GIVEN TASK
Repeat, line for line, the entries printed below.

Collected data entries
## Begin
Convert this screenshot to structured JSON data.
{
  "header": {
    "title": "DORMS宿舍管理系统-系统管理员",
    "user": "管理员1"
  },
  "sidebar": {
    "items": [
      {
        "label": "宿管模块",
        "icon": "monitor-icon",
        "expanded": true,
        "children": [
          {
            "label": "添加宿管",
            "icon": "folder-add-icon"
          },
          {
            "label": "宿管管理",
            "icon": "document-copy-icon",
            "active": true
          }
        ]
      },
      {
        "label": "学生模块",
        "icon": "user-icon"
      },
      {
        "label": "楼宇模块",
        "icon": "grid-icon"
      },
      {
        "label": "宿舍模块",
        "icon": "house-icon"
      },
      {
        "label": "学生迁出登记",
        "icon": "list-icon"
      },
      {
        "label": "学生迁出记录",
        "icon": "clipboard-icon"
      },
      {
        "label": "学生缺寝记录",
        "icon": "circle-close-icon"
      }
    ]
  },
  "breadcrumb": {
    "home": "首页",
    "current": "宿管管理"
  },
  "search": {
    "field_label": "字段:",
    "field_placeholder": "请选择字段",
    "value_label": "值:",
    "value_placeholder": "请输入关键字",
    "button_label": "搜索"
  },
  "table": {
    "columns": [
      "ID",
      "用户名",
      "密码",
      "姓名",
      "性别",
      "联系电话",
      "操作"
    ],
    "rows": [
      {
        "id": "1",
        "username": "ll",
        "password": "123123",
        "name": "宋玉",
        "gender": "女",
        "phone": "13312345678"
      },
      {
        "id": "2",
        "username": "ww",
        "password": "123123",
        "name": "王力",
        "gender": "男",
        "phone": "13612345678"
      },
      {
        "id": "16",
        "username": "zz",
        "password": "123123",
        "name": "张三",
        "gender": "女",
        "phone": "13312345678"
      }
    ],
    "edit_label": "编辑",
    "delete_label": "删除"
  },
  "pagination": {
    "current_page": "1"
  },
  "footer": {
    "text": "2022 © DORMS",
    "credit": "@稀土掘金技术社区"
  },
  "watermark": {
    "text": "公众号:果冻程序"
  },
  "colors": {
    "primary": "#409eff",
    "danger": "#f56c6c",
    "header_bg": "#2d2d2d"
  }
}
## End
EXERCISE RESPONSE
Convert this screenshot to structured JSON data.
{
  "header": {
    "title": "DORMS宿舍管理系统-系统管理员",
    "user": "管理员1"
  },
  "sidebar": {
    "items": [
      {
        "label": "宿管模块",
        "icon": "monitor-icon",
        "expanded": true,
        "children": [
          {
            "label": "添加宿管",
            "icon": "folder-add-icon"
          },
          {
            "label": "宿管管理",
            "icon": "document-copy-icon",
            "active": true
          }
        ]
      },
      {
        "label": "学生模块",
        "icon": "user-icon"
      },
      {
        "label": "楼宇模块",
        "icon": "grid-icon"
      },
      {
        "label": "宿舍模块",
        "icon": "house-icon"
      },
      {
        "label": "学生迁出登记",
        "icon": "list-icon"
      },
      {
        "label": "学生迁出记录",
        "icon": "clipboard-icon"
      },
      {
        "label": "学生缺寝记录",
        "icon": "circle-close-icon"
      }
    ]
  },
  "breadcrumb": {
    "home": "首页",
    "current": "宿管管理"
  },
  "search": {
    "field_label": "字段:",
    "field_placeholder": "请选择字段",
    "value_label": "值:",
    "value_placeholder": "请输入关键字",
    "button_label": "搜索"
  },
  "table": {
    "columns": [
      "ID",
      "用户名",
      "密码",
      "姓名",
      "性别",
      "联系电话",
      "操作"
    ],
    "rows": [
      {
        "id": "1",
        "username": "ll",
        "password": "123123",
        "name": "宋玉",
        "gender": "女",
        "phone": "13312345678"
      },
      {
        "id": "2",
        "username": "ww",
        "password": "123123",
        "name": "王力",
        "gender": "男",
        "phone": "13612345678"
      },
      {
        "id": "16",
        "username": "zz",
        "password": "123123",
        "name": "张三",
        "gender": "女",
        "phone": "13312345678"
      }
    ],
    "edit_label": "编辑",
    "delete_label": "删除"
  },
  "pagination": {
    "current_page": "1"
  },
  "footer": {
    "text": "2022 © DORMS",
    "credit": "@稀土掘金技术社区"
  },
  "watermark": {
    "text": "公众号:果冻程序"
  },
  "colors": {
    "primary": "#409eff",
    "danger": "#f56c6c",
    "header_bg": "#2d2d2d"
  }
}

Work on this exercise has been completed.